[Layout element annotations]
-- BEGIN --
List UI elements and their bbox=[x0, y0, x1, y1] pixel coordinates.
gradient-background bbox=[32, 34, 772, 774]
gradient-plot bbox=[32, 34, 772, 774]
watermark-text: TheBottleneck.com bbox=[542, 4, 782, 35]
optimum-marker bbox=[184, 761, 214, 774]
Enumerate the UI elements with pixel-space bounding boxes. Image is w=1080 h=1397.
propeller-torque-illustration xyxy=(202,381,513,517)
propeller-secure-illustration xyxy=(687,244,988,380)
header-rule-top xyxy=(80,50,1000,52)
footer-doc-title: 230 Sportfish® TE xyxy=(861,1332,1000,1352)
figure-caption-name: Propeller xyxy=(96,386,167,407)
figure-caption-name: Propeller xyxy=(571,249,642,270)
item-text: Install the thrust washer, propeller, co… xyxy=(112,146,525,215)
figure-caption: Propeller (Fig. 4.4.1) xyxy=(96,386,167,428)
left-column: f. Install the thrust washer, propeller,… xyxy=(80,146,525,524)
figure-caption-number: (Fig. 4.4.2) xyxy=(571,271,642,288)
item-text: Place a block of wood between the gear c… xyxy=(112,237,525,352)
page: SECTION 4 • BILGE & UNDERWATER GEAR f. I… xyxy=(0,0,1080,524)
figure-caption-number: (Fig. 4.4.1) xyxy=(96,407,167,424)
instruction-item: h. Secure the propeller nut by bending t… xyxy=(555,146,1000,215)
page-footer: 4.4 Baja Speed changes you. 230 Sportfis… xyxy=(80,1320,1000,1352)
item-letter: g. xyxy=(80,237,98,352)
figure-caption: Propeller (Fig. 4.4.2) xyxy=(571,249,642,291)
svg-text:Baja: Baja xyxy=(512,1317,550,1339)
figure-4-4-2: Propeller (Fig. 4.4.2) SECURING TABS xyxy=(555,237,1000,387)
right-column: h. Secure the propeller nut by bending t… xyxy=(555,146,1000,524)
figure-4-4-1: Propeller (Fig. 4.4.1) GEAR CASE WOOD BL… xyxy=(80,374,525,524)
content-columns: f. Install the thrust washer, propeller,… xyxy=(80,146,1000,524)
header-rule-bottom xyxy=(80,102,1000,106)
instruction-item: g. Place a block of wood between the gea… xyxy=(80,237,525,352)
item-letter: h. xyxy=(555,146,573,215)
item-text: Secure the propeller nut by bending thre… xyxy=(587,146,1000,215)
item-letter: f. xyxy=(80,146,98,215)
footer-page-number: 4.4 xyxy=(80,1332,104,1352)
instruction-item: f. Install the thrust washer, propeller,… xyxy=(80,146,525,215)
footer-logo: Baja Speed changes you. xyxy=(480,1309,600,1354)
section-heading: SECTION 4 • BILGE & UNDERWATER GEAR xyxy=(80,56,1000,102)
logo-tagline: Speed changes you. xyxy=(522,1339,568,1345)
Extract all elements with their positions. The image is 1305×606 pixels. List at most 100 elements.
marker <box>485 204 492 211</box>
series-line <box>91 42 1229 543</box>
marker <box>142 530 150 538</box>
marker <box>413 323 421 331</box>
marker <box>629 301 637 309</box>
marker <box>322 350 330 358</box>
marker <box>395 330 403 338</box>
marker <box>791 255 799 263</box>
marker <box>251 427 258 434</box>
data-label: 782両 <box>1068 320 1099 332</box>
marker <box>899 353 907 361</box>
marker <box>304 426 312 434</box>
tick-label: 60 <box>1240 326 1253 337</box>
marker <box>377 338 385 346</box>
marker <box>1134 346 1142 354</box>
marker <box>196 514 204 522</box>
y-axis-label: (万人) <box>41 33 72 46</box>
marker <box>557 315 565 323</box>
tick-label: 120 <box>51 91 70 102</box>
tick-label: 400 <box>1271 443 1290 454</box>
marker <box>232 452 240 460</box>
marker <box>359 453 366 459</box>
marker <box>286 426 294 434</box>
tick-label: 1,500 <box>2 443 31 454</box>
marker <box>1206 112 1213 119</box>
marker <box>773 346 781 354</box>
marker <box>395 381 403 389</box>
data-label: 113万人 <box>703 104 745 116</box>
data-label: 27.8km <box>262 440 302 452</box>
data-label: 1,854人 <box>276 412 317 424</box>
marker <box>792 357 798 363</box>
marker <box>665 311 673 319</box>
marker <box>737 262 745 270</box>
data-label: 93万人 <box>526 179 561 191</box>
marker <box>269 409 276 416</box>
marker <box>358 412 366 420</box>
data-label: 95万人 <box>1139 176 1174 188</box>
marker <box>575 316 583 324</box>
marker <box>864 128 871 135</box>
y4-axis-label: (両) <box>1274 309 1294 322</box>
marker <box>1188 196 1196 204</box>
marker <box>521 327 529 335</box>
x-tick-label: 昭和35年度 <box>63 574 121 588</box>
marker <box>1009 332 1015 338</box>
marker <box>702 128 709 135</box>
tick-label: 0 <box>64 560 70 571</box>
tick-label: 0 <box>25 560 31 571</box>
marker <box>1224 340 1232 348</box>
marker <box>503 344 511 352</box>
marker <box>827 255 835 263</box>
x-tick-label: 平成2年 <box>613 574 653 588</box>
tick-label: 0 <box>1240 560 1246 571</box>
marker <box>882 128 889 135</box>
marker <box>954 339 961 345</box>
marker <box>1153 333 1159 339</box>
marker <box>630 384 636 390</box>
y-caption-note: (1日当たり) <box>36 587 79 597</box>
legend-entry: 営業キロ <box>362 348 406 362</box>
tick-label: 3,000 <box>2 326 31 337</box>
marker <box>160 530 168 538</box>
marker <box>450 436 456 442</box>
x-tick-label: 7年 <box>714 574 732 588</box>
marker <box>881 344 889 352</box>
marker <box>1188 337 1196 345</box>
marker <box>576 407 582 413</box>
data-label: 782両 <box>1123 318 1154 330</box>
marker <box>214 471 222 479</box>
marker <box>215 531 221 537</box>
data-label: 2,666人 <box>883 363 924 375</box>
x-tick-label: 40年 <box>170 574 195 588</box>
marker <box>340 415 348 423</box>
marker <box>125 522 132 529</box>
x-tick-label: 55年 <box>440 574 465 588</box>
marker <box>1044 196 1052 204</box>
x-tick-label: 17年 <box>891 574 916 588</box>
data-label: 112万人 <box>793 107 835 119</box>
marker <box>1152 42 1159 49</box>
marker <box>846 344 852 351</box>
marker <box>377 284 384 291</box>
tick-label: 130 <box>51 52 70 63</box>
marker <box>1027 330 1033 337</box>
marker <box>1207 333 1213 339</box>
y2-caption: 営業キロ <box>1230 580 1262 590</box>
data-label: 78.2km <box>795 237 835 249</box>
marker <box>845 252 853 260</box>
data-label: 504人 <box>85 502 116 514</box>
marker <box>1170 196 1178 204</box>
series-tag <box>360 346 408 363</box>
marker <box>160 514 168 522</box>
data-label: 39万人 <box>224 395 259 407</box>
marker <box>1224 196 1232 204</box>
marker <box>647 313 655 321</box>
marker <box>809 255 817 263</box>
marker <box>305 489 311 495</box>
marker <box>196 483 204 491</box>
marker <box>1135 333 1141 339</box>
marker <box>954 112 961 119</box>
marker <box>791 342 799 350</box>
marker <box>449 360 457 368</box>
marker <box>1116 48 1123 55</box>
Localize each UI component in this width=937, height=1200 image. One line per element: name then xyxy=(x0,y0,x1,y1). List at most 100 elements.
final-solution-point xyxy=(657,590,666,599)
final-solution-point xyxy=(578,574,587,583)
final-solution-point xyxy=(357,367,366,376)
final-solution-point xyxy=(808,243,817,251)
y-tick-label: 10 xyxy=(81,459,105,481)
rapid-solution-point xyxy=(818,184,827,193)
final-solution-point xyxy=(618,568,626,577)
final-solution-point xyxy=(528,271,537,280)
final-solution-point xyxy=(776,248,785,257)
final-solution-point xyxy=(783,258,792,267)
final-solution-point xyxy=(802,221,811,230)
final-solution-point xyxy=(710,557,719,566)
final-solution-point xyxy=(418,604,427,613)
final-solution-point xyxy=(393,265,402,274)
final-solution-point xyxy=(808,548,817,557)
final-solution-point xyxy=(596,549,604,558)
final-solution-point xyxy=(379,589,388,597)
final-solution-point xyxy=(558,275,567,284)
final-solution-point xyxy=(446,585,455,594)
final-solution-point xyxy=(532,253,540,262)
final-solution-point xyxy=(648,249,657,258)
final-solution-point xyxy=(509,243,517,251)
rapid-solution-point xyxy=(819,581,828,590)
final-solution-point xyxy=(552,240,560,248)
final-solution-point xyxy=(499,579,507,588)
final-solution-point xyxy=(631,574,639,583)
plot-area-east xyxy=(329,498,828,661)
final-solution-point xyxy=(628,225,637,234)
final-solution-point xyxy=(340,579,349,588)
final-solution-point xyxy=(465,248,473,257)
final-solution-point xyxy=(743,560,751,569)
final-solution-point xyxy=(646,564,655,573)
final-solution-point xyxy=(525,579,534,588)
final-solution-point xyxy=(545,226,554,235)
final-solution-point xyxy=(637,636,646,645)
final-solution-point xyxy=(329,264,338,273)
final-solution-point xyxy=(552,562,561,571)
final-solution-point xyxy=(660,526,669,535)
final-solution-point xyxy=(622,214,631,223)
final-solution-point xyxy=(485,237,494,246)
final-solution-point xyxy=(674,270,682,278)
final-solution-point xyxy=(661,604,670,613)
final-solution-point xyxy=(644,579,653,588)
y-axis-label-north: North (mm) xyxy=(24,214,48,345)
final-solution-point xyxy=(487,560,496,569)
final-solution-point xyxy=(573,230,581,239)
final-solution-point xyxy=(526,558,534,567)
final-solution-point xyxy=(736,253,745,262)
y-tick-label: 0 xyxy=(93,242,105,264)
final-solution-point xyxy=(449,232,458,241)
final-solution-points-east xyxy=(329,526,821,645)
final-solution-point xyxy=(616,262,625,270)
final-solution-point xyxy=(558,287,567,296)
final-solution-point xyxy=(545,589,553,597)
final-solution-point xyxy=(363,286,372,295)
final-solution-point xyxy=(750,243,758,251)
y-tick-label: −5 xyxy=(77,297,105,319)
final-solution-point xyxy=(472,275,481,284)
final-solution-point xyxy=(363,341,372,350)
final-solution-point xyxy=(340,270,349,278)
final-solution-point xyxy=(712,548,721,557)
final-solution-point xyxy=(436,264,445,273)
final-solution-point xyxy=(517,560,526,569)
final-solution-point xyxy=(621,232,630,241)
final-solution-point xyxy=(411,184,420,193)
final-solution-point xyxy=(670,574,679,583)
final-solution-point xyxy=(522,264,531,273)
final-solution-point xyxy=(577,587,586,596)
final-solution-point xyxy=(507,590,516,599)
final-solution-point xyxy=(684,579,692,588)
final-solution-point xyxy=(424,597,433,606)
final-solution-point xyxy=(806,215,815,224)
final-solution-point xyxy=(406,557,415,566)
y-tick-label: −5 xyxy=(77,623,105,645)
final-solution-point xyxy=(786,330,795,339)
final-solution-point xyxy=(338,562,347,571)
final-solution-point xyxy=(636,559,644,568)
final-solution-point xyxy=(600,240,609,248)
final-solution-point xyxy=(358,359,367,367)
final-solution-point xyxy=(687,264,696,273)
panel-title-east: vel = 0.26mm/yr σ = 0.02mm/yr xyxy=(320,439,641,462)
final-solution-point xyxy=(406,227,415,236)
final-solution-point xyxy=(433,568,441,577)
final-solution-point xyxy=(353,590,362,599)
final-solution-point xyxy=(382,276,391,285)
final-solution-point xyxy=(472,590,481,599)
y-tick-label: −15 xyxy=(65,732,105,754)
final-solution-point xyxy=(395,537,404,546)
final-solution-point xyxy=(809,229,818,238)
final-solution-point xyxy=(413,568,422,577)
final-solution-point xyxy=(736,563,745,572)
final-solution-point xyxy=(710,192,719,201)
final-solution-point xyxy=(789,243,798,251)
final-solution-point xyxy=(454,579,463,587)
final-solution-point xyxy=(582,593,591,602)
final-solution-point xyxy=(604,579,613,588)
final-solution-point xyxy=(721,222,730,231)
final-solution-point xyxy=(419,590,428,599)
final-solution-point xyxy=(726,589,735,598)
-- END --
Reproduce the listing above word for word, starting with its first line and going on through the line that contains "item-text: Place a", with both of those lines included.

## Exercise solution
List UI elements and their bbox=[x0, y0, x1, y1] pixel coordinates.
gradient-background bbox=[32, 34, 772, 774]
gradient-plot bbox=[32, 34, 772, 774]
watermark-text: TheBottleneck.com bbox=[542, 4, 782, 35]
optimum-marker bbox=[184, 761, 214, 774]
Enumerate the UI elements with pixel-space bounding boxes. Image is w=1080 h=1397.
propeller-torque-illustration xyxy=(202,381,513,517)
propeller-secure-illustration xyxy=(687,244,988,380)
header-rule-top xyxy=(80,50,1000,52)
footer-doc-title: 230 Sportfish® TE xyxy=(861,1332,1000,1352)
figure-caption-name: Propeller xyxy=(96,386,167,407)
figure-caption-name: Propeller xyxy=(571,249,642,270)
item-text: Install the thrust washer, propeller, co… xyxy=(112,146,525,215)
figure-caption: Propeller (Fig. 4.4.1) xyxy=(96,386,167,428)
left-column: f. Install the thrust washer, propeller,… xyxy=(80,146,525,524)
figure-caption-number: (Fig. 4.4.2) xyxy=(571,271,642,288)
item-text: Place a block of wood between the gear c… xyxy=(112,237,525,352)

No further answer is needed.